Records
>>>

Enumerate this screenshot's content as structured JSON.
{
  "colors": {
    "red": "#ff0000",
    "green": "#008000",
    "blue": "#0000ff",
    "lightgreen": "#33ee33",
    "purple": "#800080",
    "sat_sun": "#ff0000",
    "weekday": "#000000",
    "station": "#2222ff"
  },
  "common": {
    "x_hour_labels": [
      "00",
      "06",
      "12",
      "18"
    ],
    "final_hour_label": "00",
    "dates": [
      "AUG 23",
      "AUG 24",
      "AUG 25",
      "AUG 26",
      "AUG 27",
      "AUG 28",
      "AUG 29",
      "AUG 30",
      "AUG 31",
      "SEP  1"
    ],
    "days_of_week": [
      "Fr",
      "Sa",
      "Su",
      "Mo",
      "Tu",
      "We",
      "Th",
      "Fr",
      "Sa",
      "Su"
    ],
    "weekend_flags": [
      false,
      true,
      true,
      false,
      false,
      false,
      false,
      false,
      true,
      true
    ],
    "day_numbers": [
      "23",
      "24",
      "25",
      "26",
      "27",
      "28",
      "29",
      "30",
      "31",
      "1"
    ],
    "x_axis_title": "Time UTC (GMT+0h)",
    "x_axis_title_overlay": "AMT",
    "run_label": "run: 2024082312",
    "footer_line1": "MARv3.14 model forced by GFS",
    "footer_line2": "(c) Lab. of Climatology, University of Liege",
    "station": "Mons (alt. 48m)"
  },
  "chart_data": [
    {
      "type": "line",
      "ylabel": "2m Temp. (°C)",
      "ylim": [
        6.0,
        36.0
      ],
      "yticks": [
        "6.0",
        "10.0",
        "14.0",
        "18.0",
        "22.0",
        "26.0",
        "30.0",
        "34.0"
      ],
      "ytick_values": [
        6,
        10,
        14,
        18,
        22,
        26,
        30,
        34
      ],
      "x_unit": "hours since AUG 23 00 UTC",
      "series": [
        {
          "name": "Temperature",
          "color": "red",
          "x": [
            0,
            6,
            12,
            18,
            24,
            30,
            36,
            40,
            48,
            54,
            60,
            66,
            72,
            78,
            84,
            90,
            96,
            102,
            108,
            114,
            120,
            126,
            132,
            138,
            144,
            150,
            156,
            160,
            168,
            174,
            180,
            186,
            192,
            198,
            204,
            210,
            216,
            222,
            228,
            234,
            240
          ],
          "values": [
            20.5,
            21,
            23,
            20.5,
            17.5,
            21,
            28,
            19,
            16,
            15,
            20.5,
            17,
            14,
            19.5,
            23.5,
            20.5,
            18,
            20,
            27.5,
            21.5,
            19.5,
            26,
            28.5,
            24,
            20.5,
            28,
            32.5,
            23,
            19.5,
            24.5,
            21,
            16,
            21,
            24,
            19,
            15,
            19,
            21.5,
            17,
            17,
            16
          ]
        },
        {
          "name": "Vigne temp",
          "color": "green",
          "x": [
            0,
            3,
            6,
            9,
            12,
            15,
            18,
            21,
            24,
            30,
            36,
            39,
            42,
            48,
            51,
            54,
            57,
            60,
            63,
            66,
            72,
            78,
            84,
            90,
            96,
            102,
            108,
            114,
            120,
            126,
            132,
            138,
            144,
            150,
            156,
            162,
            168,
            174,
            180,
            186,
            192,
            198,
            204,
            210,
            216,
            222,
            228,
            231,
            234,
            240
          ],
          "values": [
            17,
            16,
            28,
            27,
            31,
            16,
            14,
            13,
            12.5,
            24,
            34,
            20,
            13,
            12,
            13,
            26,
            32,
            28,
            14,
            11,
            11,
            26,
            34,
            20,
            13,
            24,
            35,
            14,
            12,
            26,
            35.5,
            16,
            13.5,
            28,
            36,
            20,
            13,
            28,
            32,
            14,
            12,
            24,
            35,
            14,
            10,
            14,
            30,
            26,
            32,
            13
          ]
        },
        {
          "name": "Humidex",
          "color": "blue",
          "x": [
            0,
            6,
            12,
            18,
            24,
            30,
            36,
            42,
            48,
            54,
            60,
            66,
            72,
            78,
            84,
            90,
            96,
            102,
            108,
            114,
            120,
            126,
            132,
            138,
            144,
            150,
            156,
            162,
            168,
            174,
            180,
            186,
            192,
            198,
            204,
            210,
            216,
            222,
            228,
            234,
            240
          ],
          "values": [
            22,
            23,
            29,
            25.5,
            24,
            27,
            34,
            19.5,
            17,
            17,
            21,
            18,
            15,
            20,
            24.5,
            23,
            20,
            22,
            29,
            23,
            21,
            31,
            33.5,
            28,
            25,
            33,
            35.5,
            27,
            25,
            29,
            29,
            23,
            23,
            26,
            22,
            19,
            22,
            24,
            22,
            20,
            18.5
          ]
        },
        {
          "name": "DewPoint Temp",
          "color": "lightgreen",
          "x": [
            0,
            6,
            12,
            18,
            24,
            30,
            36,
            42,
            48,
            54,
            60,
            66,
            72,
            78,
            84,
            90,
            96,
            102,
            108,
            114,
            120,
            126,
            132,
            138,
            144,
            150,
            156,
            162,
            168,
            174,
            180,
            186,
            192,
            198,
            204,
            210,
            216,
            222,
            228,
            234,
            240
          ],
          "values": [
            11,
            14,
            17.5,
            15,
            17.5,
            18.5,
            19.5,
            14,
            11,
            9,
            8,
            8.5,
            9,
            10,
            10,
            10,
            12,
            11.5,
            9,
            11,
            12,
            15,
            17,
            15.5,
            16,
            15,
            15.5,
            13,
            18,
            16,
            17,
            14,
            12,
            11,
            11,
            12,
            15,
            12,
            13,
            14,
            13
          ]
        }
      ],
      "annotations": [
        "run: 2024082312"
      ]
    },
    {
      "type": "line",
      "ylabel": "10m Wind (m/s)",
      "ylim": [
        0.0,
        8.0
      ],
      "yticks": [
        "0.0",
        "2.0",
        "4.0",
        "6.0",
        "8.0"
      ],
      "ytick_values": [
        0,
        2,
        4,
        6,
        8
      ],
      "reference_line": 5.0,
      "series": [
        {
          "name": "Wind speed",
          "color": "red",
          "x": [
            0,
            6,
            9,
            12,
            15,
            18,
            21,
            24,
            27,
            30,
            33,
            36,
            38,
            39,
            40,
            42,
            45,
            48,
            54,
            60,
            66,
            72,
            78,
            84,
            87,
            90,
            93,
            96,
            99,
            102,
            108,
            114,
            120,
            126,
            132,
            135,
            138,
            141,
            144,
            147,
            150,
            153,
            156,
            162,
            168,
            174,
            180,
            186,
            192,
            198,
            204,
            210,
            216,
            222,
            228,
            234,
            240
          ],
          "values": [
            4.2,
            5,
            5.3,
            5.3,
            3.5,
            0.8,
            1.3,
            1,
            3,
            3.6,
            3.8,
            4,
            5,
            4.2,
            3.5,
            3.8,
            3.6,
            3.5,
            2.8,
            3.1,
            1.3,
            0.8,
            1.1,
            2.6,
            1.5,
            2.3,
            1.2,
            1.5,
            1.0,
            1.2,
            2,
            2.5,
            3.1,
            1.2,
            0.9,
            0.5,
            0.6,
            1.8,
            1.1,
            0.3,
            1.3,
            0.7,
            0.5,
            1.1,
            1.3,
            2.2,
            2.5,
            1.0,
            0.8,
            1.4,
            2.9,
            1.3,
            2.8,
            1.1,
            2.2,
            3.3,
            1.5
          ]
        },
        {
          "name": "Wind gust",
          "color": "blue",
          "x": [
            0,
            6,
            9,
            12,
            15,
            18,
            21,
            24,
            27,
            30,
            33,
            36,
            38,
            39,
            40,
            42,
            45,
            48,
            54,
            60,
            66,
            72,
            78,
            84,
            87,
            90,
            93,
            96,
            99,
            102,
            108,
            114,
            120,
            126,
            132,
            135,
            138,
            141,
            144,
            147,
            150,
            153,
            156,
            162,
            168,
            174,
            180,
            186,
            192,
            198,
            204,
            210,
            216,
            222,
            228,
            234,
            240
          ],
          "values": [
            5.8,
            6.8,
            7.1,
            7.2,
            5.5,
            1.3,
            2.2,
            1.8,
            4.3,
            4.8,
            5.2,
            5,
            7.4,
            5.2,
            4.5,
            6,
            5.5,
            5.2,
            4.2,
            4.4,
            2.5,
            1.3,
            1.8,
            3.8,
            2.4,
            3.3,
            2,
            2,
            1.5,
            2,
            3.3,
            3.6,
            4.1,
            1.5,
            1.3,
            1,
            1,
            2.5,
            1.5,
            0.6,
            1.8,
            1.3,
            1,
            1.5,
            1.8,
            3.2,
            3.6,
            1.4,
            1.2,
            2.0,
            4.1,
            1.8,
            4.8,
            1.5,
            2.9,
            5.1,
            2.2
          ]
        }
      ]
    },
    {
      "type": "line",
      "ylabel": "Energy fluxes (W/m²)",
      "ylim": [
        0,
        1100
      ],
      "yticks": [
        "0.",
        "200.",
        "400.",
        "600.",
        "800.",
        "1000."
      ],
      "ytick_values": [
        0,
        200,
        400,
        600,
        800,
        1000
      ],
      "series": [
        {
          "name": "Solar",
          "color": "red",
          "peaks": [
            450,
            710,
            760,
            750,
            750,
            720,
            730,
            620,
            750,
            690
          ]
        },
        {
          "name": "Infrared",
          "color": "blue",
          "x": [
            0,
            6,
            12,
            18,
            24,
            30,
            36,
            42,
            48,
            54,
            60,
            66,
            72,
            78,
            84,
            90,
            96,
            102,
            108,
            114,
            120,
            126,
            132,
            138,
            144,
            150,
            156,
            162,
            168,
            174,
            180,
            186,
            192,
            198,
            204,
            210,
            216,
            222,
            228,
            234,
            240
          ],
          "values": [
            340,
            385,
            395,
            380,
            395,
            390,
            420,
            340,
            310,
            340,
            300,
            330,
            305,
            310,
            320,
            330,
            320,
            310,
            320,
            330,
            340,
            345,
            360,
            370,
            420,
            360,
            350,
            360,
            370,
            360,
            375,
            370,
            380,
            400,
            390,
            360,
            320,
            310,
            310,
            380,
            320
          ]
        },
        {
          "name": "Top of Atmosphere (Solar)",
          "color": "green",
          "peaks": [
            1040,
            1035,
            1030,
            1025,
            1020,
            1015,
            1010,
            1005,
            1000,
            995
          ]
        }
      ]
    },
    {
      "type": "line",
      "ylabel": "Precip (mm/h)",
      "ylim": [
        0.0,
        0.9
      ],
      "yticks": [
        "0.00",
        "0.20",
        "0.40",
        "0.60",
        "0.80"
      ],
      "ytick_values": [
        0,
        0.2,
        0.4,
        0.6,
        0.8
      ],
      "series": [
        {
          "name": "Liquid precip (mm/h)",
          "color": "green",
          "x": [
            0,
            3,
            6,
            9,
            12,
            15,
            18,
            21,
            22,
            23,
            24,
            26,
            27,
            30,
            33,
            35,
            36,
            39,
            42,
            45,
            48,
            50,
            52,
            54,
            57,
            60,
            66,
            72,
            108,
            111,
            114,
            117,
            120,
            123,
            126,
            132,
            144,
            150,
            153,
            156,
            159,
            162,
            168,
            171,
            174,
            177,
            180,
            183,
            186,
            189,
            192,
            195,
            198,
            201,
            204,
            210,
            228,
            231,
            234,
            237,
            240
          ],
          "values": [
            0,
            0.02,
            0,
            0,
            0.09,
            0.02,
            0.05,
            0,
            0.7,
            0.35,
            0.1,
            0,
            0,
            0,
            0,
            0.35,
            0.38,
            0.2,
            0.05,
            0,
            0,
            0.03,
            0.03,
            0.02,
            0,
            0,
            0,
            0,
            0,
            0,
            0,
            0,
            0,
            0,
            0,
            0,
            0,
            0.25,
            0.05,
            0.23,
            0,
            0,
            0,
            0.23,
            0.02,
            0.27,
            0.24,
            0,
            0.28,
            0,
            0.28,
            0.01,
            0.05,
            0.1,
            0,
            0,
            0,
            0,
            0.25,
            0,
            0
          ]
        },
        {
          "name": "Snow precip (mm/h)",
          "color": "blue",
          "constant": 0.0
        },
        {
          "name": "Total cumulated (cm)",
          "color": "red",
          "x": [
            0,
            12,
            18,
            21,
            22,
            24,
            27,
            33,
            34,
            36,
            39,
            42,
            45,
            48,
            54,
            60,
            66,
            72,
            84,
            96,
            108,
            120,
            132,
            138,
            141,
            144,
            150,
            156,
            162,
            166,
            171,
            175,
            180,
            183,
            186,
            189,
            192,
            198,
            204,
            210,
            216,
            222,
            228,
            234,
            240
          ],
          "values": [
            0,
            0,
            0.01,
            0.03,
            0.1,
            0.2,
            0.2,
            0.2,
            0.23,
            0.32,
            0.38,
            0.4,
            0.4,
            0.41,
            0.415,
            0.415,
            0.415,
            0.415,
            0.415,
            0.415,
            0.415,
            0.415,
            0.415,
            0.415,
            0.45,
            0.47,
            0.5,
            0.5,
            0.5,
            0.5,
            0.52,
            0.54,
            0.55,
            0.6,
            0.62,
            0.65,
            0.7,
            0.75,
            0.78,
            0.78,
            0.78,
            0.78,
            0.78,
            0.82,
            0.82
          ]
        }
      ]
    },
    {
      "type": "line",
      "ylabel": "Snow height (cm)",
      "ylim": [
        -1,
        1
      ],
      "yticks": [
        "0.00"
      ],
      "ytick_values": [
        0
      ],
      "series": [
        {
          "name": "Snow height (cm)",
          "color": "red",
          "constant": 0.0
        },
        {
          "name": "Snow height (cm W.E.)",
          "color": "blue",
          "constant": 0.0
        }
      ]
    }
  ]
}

<<<
>>>

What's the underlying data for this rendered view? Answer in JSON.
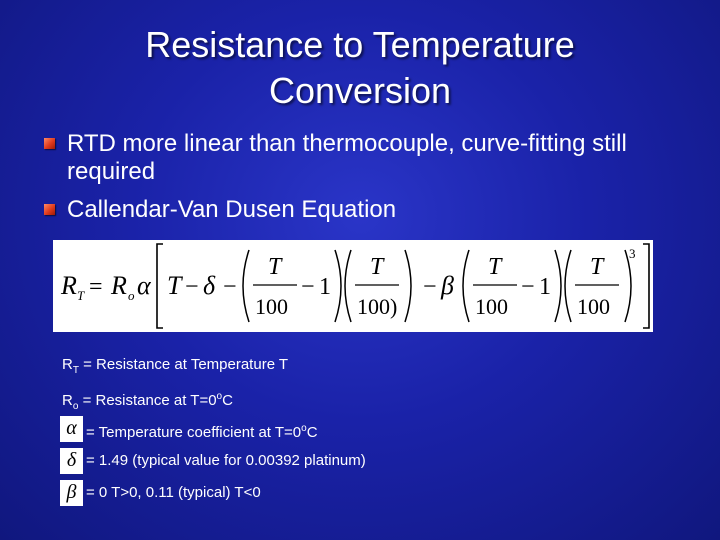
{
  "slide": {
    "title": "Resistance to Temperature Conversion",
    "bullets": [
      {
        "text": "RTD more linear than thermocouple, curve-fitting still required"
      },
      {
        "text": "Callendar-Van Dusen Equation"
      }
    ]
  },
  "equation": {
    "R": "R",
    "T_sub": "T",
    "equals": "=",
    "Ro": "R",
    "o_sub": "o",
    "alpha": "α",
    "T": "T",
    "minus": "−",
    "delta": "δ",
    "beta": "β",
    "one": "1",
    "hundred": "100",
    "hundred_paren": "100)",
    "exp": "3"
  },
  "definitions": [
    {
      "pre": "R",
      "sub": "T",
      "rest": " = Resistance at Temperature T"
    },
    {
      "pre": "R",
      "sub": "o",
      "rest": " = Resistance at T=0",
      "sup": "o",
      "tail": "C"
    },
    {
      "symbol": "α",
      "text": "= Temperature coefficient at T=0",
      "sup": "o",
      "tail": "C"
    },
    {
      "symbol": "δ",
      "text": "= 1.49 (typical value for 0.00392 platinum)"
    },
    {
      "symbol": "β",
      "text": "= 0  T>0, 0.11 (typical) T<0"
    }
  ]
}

<<<

### [Exercise details]
Which lines contain the word "Wind"? Copy each of them.

### [Complete answer]
      "ylabel": "10m Wind (m/s)",
          "name": "Wind speed",
          "name": "Wind gust",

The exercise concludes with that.